QUOTED PASSAGE:
Wednesday, January 7, 2009

Insomnia

Sometimes I think because I haven't been challenged during the day intellectually, my brain refuses to turn off at night and let me sleep!   I laid in bed for about 30 minutes, trying to find a comfy position with the moon boot on, and just couldn't drift off.  I don't want to take anything to induce artificial sleep and it's not like I have to go anywhere tomorrow to be rested for either, so I'm just trying to find quiet things to do with my guys sleep.

My house is an absolute wreck.  The Christmas decorations are still up, Ryan's loot from Santa and the grandparents is strewn everywhere, and the clutter is mounting.  Usually a little bit of a mess doesn't bother me one bit, but I'm starting to really get disgruntled.  I want to be able to clean some of it up and get some form of organization going, but there is just no way to do it with only one good leg and one available hand (the other on the walker at all times so I don't fall again.)   I guess I have to just suck it up.  I can't ask Aaron to do much more than he's doing right now, which is basically everything.  So, a disaster it will be for now.

Aaron's company announced today that because of the economy there will be no merit raises or bonuses this year, or basically until they can turn it around enough to put them back into the compensation equation.  Ordinarily, this would really piss me off because he works so damn hard every single day and really deserves that raise and bonus.   However, at this point living in Michigan and doing the work that I do everyday, I'm just grateful that he still has a job and one that pays pretty well in the process.  Sure, a raise would be nice, but for now I'll settle for status quo knowing how much worse it could really be.  During this recovery period I have had time to dwell on how bad this surgery sucked and had a little pity party, but have also really focused on all of the great things in my life--my family, friends, roof over my head, etc...I'm trying to stay positive for 2009.  Even if I am stuck on this couch, at least I have a couch to rest my butt on and elevate my wounded leg with!

YOUR ASSIGNMENT:
According to the Insomnia post, what did Aaron's company announce? Please answer in one sentence.

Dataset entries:

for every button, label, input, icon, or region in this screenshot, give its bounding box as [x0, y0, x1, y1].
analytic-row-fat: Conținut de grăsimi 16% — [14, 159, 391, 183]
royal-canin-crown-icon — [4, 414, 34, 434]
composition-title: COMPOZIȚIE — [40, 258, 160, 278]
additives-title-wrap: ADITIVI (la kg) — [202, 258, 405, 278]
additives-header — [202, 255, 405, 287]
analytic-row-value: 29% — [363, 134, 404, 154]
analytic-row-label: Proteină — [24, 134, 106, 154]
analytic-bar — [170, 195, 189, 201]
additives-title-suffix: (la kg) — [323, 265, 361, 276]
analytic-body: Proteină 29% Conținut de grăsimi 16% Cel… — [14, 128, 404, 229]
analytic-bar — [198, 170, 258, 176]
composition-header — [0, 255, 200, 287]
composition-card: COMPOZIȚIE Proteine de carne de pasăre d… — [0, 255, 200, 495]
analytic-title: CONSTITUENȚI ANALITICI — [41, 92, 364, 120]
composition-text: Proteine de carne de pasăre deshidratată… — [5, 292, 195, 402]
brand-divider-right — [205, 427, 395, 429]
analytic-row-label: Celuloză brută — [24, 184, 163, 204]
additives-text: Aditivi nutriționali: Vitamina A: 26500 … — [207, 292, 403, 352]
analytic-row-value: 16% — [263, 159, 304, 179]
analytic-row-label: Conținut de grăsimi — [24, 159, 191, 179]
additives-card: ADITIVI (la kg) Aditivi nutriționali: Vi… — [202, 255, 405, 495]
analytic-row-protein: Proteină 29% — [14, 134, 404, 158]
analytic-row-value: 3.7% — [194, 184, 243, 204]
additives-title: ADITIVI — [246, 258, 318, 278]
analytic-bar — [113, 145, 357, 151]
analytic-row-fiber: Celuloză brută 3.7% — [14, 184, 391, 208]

TASK RESULT:
Because of the economy, there will be no merit raises or bonuses this year, or until the company can turn things around enough to bring them back.